── Provided entries ──

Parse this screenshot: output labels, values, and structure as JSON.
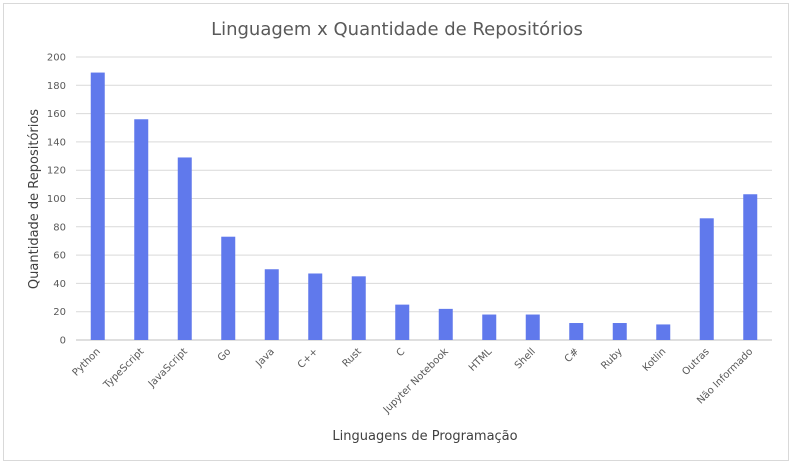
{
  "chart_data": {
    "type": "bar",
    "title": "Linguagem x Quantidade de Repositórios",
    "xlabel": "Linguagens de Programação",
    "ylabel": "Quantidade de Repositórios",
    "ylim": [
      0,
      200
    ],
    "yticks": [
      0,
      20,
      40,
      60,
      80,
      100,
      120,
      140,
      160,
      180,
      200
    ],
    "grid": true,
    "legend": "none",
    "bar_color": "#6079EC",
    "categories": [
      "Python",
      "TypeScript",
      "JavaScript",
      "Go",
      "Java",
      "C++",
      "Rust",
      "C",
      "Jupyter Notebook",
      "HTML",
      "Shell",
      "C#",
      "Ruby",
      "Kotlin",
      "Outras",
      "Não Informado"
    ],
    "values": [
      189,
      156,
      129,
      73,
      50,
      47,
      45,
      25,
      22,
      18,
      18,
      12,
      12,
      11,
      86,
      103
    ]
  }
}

───

▸ Task requirements
Give every record again exactly, apart from the pictures, which stay out.

▸ Exercise output
Parse this screenshot: output labels, values, and structure as JSON.
{
  "chart_data": {
    "type": "bar",
    "title": "Linguagem x Quantidade de Repositórios",
    "xlabel": "Linguagens de Programação",
    "ylabel": "Quantidade de Repositórios",
    "ylim": [
      0,
      200
    ],
    "yticks": [
      0,
      20,
      40,
      60,
      80,
      100,
      120,
      140,
      160,
      180,
      200
    ],
    "grid": true,
    "legend": "none",
    "bar_color": "#6079EC",
    "categories": [
      "Python",
      "TypeScript",
      "JavaScript",
      "Go",
      "Java",
      "C++",
      "Rust",
      "C",
      "Jupyter Notebook",
      "HTML",
      "Shell",
      "C#",
      "Ruby",
      "Kotlin",
      "Outras",
      "Não Informado"
    ],
    "values": [
      189,
      156,
      129,
      73,
      50,
      47,
      45,
      25,
      22,
      18,
      18,
      12,
      12,
      11,
      86,
      103
    ]
  }
}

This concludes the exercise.